Data entries for graphics:
= = = = = = =

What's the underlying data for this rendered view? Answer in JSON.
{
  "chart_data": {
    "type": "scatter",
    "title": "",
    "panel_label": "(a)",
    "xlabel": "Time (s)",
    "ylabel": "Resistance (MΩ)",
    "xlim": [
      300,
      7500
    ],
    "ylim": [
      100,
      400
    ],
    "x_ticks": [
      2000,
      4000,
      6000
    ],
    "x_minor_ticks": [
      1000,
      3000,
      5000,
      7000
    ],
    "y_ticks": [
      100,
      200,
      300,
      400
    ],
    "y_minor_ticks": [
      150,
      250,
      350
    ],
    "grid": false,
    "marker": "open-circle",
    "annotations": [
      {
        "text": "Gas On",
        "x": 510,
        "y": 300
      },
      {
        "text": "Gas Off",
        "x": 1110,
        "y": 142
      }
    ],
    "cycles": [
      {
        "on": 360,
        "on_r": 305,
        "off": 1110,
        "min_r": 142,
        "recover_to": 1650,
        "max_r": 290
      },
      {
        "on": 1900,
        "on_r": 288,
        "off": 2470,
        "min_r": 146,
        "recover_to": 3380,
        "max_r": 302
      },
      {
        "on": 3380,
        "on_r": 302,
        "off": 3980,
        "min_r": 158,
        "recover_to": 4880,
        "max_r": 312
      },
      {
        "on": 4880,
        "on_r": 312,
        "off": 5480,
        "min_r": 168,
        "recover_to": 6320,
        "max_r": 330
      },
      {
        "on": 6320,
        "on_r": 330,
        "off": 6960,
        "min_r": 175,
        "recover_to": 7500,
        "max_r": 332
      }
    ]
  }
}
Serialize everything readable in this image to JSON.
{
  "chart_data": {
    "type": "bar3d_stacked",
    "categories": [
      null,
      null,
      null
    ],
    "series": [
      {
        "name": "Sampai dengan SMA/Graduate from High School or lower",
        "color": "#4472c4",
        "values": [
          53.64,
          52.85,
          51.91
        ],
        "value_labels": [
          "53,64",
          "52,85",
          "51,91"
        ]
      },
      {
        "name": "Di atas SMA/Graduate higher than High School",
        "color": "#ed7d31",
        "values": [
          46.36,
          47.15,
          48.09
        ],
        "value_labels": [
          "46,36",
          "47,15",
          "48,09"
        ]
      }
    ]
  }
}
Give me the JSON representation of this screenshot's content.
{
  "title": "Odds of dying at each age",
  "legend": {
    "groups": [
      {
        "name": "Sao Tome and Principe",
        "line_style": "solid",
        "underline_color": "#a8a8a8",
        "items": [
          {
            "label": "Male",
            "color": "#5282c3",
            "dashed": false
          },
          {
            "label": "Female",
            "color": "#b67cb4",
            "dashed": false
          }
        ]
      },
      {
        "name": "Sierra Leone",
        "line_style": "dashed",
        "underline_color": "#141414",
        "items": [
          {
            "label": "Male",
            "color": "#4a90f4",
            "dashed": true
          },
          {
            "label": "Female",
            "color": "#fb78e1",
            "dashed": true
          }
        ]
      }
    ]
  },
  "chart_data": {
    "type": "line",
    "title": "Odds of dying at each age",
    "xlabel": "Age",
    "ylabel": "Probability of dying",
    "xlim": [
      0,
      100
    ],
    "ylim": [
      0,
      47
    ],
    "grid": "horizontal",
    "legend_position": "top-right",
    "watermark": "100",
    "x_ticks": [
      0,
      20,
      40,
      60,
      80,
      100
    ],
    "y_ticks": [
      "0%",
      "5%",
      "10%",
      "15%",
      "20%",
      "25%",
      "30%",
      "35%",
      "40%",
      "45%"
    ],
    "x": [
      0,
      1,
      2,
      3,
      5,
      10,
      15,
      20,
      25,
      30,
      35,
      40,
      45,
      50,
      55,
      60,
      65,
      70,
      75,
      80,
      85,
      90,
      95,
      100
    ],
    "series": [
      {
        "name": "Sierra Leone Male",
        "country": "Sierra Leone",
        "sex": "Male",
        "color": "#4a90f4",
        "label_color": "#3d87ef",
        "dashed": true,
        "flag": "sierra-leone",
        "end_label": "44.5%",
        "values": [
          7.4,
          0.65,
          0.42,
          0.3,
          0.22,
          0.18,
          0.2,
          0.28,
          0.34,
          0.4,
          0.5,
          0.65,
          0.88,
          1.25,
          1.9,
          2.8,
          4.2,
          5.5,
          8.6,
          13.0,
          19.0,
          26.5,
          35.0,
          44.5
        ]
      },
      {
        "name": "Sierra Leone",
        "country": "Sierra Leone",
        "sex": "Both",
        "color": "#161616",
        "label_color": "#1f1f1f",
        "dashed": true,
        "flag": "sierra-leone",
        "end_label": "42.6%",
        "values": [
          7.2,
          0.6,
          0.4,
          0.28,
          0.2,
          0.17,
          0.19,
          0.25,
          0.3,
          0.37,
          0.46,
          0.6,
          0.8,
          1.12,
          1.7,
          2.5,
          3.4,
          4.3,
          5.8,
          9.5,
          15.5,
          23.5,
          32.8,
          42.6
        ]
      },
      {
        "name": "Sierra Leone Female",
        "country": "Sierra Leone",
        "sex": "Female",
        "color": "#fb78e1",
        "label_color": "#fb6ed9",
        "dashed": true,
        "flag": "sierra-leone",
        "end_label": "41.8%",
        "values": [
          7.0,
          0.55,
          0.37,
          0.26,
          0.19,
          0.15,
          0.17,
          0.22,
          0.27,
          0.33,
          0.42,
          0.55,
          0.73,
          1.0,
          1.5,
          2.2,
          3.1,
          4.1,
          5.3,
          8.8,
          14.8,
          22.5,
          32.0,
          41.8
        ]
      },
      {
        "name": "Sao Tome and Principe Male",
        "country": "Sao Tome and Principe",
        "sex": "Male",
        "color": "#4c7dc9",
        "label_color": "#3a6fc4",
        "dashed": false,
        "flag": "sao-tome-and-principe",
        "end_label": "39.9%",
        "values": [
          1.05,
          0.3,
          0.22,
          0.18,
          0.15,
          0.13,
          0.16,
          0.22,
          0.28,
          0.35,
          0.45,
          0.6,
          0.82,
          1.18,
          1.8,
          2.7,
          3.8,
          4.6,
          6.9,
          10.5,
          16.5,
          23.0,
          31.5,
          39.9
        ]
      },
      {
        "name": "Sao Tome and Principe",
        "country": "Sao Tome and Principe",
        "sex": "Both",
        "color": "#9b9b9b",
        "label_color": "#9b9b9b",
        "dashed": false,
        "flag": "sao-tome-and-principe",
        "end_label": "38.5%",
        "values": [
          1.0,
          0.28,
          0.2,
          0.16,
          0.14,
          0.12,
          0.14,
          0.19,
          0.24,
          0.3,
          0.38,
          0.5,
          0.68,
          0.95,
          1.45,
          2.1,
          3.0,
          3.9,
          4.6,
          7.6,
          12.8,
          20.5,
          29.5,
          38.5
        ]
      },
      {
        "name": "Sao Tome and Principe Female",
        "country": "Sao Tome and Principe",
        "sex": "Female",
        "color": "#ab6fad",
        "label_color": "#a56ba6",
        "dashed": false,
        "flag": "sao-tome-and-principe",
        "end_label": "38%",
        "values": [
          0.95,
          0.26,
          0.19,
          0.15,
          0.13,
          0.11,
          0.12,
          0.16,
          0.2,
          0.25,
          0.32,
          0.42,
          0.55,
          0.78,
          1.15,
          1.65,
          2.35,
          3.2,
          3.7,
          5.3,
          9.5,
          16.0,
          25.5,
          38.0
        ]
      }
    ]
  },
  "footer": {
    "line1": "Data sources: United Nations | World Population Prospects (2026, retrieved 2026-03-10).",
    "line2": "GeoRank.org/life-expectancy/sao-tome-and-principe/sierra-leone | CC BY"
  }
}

= = = = = = =

Collect, from the material above, every line containing the word "dying".

Expected answer:
  "title": "Odds of dying at each age",
    "title": "Odds of dying at each age",
    "ylabel": "Probability of dying",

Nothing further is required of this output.